## BEGIN EXERCISE INPUTS

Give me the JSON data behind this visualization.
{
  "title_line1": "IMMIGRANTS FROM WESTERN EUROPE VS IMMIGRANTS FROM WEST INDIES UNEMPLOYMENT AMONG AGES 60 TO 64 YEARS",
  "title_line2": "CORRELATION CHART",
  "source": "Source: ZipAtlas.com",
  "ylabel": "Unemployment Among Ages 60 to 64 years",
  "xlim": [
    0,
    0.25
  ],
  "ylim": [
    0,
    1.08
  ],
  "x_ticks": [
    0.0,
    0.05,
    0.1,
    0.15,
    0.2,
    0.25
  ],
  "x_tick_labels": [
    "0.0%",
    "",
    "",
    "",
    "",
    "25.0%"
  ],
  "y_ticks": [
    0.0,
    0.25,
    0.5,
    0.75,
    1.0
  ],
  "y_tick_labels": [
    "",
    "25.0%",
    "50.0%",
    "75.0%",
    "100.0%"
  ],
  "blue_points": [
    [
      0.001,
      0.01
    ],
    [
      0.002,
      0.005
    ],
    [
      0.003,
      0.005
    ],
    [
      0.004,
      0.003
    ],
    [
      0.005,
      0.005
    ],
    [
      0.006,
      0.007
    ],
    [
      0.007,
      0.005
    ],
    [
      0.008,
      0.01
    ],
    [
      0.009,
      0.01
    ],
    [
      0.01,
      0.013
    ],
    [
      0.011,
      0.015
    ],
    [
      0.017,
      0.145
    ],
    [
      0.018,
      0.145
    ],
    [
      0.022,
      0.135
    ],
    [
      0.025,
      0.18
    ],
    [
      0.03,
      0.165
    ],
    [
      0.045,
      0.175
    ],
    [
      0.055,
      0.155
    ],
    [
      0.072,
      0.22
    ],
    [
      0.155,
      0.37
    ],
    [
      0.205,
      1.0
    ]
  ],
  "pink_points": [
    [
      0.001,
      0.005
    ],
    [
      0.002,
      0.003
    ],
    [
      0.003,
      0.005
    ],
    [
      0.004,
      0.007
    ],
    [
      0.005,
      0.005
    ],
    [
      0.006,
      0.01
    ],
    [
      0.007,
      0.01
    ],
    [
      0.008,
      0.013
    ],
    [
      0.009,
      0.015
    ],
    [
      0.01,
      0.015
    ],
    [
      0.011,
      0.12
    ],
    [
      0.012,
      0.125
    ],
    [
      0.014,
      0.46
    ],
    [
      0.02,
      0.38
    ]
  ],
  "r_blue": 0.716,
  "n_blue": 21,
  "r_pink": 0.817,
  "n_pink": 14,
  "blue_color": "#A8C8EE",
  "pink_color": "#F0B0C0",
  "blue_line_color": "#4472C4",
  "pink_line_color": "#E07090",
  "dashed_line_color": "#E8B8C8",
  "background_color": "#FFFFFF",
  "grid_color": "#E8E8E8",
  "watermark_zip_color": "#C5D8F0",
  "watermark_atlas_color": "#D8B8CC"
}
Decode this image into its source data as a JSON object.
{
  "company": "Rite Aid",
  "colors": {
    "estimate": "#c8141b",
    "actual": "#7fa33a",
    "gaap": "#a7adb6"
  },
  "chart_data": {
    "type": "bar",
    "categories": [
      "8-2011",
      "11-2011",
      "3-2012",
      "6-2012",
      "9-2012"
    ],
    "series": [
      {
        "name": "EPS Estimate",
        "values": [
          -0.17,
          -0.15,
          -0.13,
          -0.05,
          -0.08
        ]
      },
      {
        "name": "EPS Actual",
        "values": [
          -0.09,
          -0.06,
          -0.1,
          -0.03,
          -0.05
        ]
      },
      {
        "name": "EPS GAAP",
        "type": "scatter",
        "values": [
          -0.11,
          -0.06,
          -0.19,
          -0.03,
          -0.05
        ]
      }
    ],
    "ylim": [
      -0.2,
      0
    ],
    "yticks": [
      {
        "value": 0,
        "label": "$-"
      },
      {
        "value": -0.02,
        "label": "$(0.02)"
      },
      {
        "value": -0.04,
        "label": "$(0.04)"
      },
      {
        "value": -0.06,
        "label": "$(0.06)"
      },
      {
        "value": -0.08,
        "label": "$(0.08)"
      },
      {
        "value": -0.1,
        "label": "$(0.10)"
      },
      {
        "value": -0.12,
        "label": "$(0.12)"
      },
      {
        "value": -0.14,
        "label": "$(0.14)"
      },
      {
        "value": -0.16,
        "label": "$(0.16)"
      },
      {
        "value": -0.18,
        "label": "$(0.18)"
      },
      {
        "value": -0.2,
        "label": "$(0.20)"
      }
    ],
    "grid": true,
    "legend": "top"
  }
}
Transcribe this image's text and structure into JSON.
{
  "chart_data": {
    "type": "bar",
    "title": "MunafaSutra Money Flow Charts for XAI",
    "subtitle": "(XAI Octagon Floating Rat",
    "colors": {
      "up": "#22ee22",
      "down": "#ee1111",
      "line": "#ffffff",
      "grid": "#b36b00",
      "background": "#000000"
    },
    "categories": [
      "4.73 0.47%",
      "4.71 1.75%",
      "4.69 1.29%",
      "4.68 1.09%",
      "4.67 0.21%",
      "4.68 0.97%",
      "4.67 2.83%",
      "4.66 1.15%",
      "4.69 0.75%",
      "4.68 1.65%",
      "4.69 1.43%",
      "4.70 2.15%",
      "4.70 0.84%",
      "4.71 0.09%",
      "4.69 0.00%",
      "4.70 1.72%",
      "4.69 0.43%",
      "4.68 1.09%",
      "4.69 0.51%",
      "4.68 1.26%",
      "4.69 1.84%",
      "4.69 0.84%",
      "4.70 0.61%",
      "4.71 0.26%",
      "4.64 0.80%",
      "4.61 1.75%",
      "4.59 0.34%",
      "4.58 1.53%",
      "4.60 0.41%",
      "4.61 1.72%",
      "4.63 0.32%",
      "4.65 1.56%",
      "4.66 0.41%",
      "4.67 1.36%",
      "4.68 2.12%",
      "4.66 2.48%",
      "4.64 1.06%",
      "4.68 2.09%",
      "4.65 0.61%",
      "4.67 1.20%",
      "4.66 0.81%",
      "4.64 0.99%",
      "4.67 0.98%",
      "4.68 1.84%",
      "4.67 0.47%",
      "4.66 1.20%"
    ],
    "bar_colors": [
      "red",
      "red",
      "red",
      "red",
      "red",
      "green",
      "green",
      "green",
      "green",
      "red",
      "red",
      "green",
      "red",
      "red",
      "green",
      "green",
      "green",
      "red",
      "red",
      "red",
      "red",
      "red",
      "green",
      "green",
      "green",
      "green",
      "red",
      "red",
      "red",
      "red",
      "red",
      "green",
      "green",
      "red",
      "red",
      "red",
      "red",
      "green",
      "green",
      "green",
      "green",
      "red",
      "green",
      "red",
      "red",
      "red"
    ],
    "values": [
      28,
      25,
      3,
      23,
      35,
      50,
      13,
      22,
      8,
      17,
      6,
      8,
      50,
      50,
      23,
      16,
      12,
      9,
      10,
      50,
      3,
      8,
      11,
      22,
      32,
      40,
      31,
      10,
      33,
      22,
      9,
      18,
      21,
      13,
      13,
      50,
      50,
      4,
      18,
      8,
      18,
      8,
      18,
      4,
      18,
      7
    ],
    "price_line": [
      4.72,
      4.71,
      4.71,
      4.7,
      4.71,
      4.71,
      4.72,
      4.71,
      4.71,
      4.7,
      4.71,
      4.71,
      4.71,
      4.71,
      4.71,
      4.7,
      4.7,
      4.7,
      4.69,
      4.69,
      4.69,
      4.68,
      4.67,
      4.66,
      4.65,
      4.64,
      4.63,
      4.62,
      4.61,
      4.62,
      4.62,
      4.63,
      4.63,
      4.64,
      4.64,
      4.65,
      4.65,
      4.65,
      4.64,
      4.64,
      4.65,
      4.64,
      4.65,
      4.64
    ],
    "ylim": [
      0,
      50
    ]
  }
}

## END EXERCISE INPUTS

**AIM:** Output the listing above exactly as it appears.

**FINISHED TASK:**
Give me the JSON data behind this visualization.
{
  "title_line1": "IMMIGRANTS FROM WESTERN EUROPE VS IMMIGRANTS FROM WEST INDIES UNEMPLOYMENT AMONG AGES 60 TO 64 YEARS",
  "title_line2": "CORRELATION CHART",
  "source": "Source: ZipAtlas.com",
  "ylabel": "Unemployment Among Ages 60 to 64 years",
  "xlim": [
    0,
    0.25
  ],
  "ylim": [
    0,
    1.08
  ],
  "x_ticks": [
    0.0,
    0.05,
    0.1,
    0.15,
    0.2,
    0.25
  ],
  "x_tick_labels": [
    "0.0%",
    "",
    "",
    "",
    "",
    "25.0%"
  ],
  "y_ticks": [
    0.0,
    0.25,
    0.5,
    0.75,
    1.0
  ],
  "y_tick_labels": [
    "",
    "25.0%",
    "50.0%",
    "75.0%",
    "100.0%"
  ],
  "blue_points": [
    [
      0.001,
      0.01
    ],
    [
      0.002,
      0.005
    ],
    [
      0.003,
      0.005
    ],
    [
      0.004,
      0.003
    ],
    [
      0.005,
      0.005
    ],
    [
      0.006,
      0.007
    ],
    [
      0.007,
      0.005
    ],
    [
      0.008,
      0.01
    ],
    [
      0.009,
      0.01
    ],
    [
      0.01,
      0.013
    ],
    [
      0.011,
      0.015
    ],
    [
      0.017,
      0.145
    ],
    [
      0.018,
      0.145
    ],
    [
      0.022,
      0.135
    ],
    [
      0.025,
      0.18
    ],
    [
      0.03,
      0.165
    ],
    [
      0.045,
      0.175
    ],
    [
      0.055,
      0.155
    ],
    [
      0.072,
      0.22
    ],
    [
      0.155,
      0.37
    ],
    [
      0.205,
      1.0
    ]
  ],
  "pink_points": [
    [
      0.001,
      0.005
    ],
    [
      0.002,
      0.003
    ],
    [
      0.003,
      0.005
    ],
    [
      0.004,
      0.007
    ],
    [
      0.005,
      0.005
    ],
    [
      0.006,
      0.01
    ],
    [
      0.007,
      0.01
    ],
    [
      0.008,
      0.013
    ],
    [
      0.009,
      0.015
    ],
    [
      0.01,
      0.015
    ],
    [
      0.011,
      0.12
    ],
    [
      0.012,
      0.125
    ],
    [
      0.014,
      0.46
    ],
    [
      0.02,
      0.38
    ]
  ],
  "r_blue": 0.716,
  "n_blue": 21,
  "r_pink": 0.817,
  "n_pink": 14,
  "blue_color": "#A8C8EE",
  "pink_color": "#F0B0C0",
  "blue_line_color": "#4472C4",
  "pink_line_color": "#E07090",
  "dashed_line_color": "#E8B8C8",
  "background_color": "#FFFFFF",
  "grid_color": "#E8E8E8",
  "watermark_zip_color": "#C5D8F0",
  "watermark_atlas_color": "#D8B8CC"
}
Decode this image into its source data as a JSON object.
{
  "company": "Rite Aid",
  "colors": {
    "estimate": "#c8141b",
    "actual": "#7fa33a",
    "gaap": "#a7adb6"
  },
  "chart_data": {
    "type": "bar",
    "categories": [
      "8-2011",
      "11-2011",
      "3-2012",
      "6-2012",
      "9-2012"
    ],
    "series": [
      {
        "name": "EPS Estimate",
        "values": [
          -0.17,
          -0.15,
          -0.13,
          -0.05,
          -0.08
        ]
      },
      {
        "name": "EPS Actual",
        "values": [
          -0.09,
          -0.06,
          -0.1,
          -0.03,
          -0.05
        ]
      },
      {
        "name": "EPS GAAP",
        "type": "scatter",
        "values": [
          -0.11,
          -0.06,
          -0.19,
          -0.03,
          -0.05
        ]
      }
    ],
    "ylim": [
      -0.2,
      0
    ],
    "yticks": [
      {
        "value": 0,
        "label": "$-"
      },
      {
        "value": -0.02,
        "label": "$(0.02)"
      },
      {
        "value": -0.04,
        "label": "$(0.04)"
      },
      {
        "value": -0.06,
        "label": "$(0.06)"
      },
      {
        "value": -0.08,
        "label": "$(0.08)"
      },
      {
        "value": -0.1,
        "label": "$(0.10)"
      },
      {
        "value": -0.12,
        "label": "$(0.12)"
      },
      {
        "value": -0.14,
        "label": "$(0.14)"
      },
      {
        "value": -0.16,
        "label": "$(0.16)"
      },
      {
        "value": -0.18,
        "label": "$(0.18)"
      },
      {
        "value": -0.2,
        "label": "$(0.20)"
      }
    ],
    "grid": true,
    "legend": "top"
  }
}
Transcribe this image's text and structure into JSON.
{
  "chart_data": {
    "type": "bar",
    "title": "MunafaSutra Money Flow Charts for XAI",
    "subtitle": "(XAI Octagon Floating Rat",
    "colors": {
      "up": "#22ee22",
      "down": "#ee1111",
      "line": "#ffffff",
      "grid": "#b36b00",
      "background": "#000000"
    },
    "categories": [
      "4.73 0.47%",
      "4.71 1.75%",
      "4.69 1.29%",
      "4.68 1.09%",
      "4.67 0.21%",
      "4.68 0.97%",
      "4.67 2.83%",
      "4.66 1.15%",
      "4.69 0.75%",
      "4.68 1.65%",
      "4.69 1.43%",
      "4.70 2.15%",
      "4.70 0.84%",
      "4.71 0.09%",
      "4.69 0.00%",
      "4.70 1.72%",
      "4.69 0.43%",
      "4.68 1.09%",
      "4.69 0.51%",
      "4.68 1.26%",
      "4.69 1.84%",
      "4.69 0.84%",
      "4.70 0.61%",
      "4.71 0.26%",
      "4.64 0.80%",
      "4.61 1.75%",
      "4.59 0.34%",
      "4.58 1.53%",
      "4.60 0.41%",
      "4.61 1.72%",
      "4.63 0.32%",
      "4.65 1.56%",
      "4.66 0.41%",
      "4.67 1.36%",
      "4.68 2.12%",
      "4.66 2.48%",
      "4.64 1.06%",
      "4.68 2.09%",
      "4.65 0.61%",
      "4.67 1.20%",
      "4.66 0.81%",
      "4.64 0.99%",
      "4.67 0.98%",
      "4.68 1.84%",
      "4.67 0.47%",
      "4.66 1.20%"
    ],
    "bar_colors": [
      "red",
      "red",
      "red",
      "red",
      "red",
      "green",
      "green",
      "green",
      "green",
      "red",
      "red",
      "green",
      "red",
      "red",
      "green",
      "green",
      "green",
      "red",
      "red",
      "red",
      "red",
      "red",
      "green",
      "green",
      "green",
      "green",
      "red",
      "red",
      "red",
      "red",
      "red",
      "green",
      "green",
      "red",
      "red",
      "red",
      "red",
      "green",
      "green",
      "green",
      "green",
      "red",
      "green",
      "red",
      "red",
      "red"
    ],
    "values": [
      28,
      25,
      3,
      23,
      35,
      50,
      13,
      22,
      8,
      17,
      6,
      8,
      50,
      50,
      23,
      16,
      12,
      9,
      10,
      50,
      3,
      8,
      11,
      22,
      32,
      40,
      31,
      10,
      33,
      22,
      9,
      18,
      21,
      13,
      13,
      50,
      50,
      4,
      18,
      8,
      18,
      8,
      18,
      4,
      18,
      7
    ],
    "price_line": [
      4.72,
      4.71,
      4.71,
      4.7,
      4.71,
      4.71,
      4.72,
      4.71,
      4.71,
      4.7,
      4.71,
      4.71,
      4.71,
      4.71,
      4.71,
      4.7,
      4.7,
      4.7,
      4.69,
      4.69,
      4.69,
      4.68,
      4.67,
      4.66,
      4.65,
      4.64,
      4.63,
      4.62,
      4.61,
      4.62,
      4.62,
      4.63,
      4.63,
      4.64,
      4.64,
      4.65,
      4.65,
      4.65,
      4.64,
      4.64,
      4.65,
      4.64,
      4.65,
      4.64
    ],
    "ylim": [
      0,
      50
    ]
  }
}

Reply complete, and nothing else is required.